** Opening Data for this exercise block **

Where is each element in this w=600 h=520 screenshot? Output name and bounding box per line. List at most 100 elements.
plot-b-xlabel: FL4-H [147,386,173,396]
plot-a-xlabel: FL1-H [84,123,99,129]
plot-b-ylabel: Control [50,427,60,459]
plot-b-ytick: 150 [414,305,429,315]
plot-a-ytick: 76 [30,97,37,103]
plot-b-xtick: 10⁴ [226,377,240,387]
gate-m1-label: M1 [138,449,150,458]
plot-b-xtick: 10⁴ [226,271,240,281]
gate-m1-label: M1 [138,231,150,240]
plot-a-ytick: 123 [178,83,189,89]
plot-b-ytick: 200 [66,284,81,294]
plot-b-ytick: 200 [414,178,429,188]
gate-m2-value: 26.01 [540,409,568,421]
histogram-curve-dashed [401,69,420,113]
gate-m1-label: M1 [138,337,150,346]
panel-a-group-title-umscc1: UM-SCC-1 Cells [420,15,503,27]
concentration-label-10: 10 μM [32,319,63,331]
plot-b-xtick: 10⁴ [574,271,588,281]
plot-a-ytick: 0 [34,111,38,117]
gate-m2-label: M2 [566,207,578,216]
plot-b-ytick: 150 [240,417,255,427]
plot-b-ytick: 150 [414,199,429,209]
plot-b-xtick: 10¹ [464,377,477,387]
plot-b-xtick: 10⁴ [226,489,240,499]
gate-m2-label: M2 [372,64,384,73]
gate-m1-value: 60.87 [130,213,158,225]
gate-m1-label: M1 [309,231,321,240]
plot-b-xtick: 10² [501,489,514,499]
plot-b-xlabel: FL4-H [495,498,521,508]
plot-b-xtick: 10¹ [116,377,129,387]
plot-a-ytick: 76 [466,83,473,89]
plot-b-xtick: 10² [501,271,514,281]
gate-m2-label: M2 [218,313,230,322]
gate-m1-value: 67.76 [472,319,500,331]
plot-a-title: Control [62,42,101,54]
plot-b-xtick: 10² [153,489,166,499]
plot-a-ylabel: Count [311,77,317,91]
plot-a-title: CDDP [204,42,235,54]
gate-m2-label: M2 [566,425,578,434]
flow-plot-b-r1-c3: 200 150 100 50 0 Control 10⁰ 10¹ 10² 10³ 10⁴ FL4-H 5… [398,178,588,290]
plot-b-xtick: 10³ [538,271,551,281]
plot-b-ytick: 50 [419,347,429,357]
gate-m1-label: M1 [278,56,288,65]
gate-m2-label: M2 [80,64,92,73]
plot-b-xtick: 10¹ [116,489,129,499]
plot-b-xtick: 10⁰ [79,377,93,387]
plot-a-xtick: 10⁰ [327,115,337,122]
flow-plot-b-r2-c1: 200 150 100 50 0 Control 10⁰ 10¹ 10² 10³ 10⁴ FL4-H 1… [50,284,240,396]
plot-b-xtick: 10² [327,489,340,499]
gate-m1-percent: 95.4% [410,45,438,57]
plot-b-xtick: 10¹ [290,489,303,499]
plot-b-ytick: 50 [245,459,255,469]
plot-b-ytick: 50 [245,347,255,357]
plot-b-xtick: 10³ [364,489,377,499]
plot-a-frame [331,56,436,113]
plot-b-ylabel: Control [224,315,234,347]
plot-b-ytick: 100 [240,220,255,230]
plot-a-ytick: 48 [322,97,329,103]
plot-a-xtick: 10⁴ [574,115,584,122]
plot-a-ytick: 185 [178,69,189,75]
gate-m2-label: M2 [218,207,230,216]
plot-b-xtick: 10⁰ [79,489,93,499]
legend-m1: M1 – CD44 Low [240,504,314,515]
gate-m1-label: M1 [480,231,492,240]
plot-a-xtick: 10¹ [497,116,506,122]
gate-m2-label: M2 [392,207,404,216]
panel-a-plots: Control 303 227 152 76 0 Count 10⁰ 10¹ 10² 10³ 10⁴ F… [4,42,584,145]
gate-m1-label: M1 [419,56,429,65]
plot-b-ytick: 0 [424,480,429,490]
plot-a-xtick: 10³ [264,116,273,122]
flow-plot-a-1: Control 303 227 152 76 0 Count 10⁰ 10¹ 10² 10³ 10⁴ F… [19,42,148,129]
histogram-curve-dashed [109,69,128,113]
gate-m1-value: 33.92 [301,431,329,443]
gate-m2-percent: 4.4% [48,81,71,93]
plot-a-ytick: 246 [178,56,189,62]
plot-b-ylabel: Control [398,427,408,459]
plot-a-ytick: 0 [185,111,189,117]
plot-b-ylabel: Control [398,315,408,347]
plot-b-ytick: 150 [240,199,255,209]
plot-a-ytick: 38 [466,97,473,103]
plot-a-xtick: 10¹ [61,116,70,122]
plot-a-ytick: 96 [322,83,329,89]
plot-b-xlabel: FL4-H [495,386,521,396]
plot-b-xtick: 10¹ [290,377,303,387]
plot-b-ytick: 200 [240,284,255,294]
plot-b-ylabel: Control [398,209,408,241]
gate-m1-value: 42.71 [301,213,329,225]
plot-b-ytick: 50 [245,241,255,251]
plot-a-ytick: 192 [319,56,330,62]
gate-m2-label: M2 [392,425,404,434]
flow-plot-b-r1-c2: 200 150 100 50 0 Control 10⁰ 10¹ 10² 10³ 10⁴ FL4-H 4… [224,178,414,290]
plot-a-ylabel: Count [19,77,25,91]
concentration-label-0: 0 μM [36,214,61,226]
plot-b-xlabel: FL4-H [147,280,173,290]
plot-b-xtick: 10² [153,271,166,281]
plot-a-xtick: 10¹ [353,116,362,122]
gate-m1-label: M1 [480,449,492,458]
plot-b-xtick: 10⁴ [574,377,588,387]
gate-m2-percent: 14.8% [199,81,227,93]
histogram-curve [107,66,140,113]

** Closing Data for this exercise block **

*About this task*
Scan the records above for the word "concentration" and return every line where it occurs.

*Final answer*
concentration-label-10: 10 μM [32,319,63,331]
concentration-label-0: 0 μM [36,214,61,226]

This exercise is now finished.